» Prompt
Reproduce all lines of the listing below in which the word "name" occurs.

» Input data
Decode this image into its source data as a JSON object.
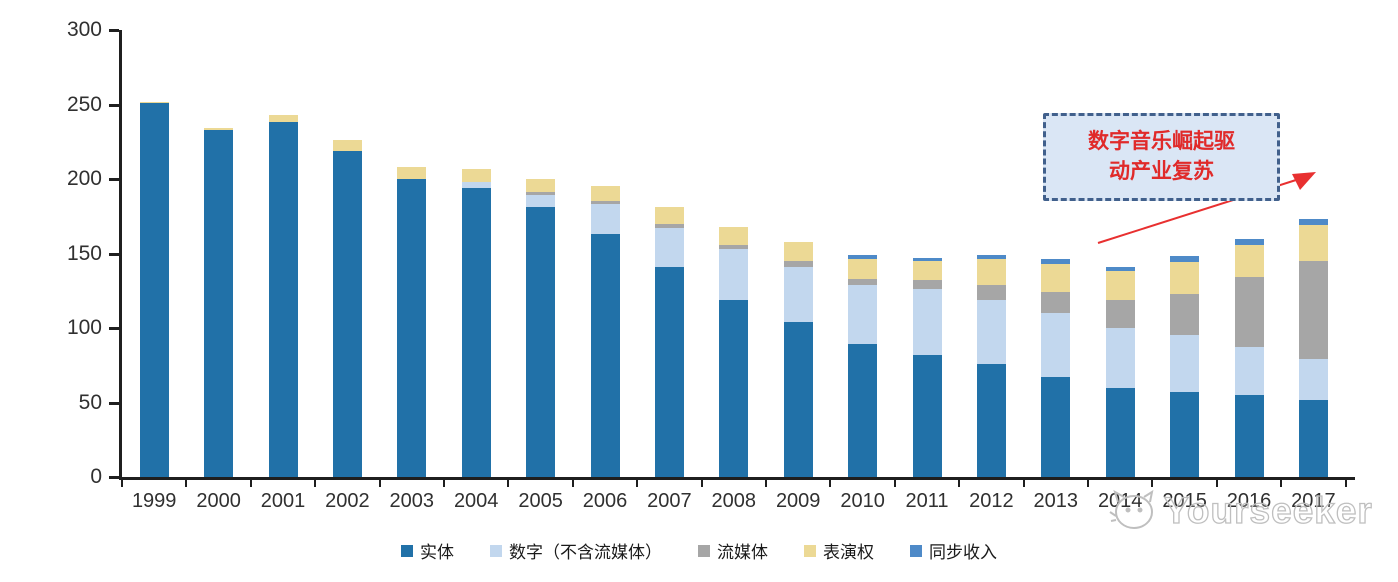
{
  "chart_data": {
    "type": "bar",
    "stacked": true,
    "title": "",
    "xlabel": "",
    "ylabel": "",
    "ylim": [
      0,
      300
    ],
    "yticks": [
      0,
      50,
      100,
      150,
      200,
      250,
      300
    ],
    "grid": false,
    "legend_position": "bottom",
    "categories": [
      "1999",
      "2000",
      "2001",
      "2002",
      "2003",
      "2004",
      "2005",
      "2006",
      "2007",
      "2008",
      "2009",
      "2010",
      "2011",
      "2012",
      "2013",
      "2014",
      "2015",
      "2016",
      "2017"
    ],
    "series": [
      {
        "name": "实体",
        "color": "#2171A8",
        "values": [
          251,
          233,
          238,
          219,
          200,
          194,
          181,
          163,
          141,
          119,
          104,
          89,
          82,
          76,
          67,
          60,
          57,
          55,
          52
        ]
      },
      {
        "name": "数字（不含流媒体）",
        "color": "#C2D7EE",
        "values": [
          0,
          0,
          0,
          0,
          0,
          4,
          8,
          20,
          26,
          34,
          37,
          40,
          44,
          43,
          43,
          40,
          38,
          32,
          27
        ]
      },
      {
        "name": "流媒体",
        "color": "#A6A6A6",
        "values": [
          0,
          0,
          0,
          0,
          0,
          0,
          2,
          2,
          3,
          3,
          4,
          4,
          6,
          10,
          14,
          19,
          28,
          47,
          66
        ]
      },
      {
        "name": "表演权",
        "color": "#ECD995",
        "values": [
          1,
          1,
          5,
          7,
          8,
          9,
          9,
          10,
          11,
          12,
          13,
          13,
          13,
          17,
          19,
          19,
          21,
          22,
          24
        ]
      },
      {
        "name": "同步收入",
        "color": "#4E8AC8",
        "values": [
          0,
          0,
          0,
          0,
          0,
          0,
          0,
          0,
          0,
          0,
          0,
          3,
          2,
          3,
          3,
          3,
          4,
          4,
          4
        ]
      }
    ]
  },
  "annotation": {
    "lines": [
      "数字音乐崛起驱",
      "动产业复苏"
    ],
    "text_color": "#E02A2A",
    "box_fill": "#DAE6F5",
    "box_border": "#41608C",
    "arrow_color": "#E83030"
  },
  "watermark": {
    "text": "Yourseeker",
    "icon": "cat-logo",
    "color": "#BFBFBF"
  },
  "axis": {
    "color": "#1F1F1F"
  }
}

» Exercise answer
        "name": "实体",
        "name": "数字（不含流媒体）",
        "name": "流媒体",
        "name": "表演权",
        "name": "同步收入",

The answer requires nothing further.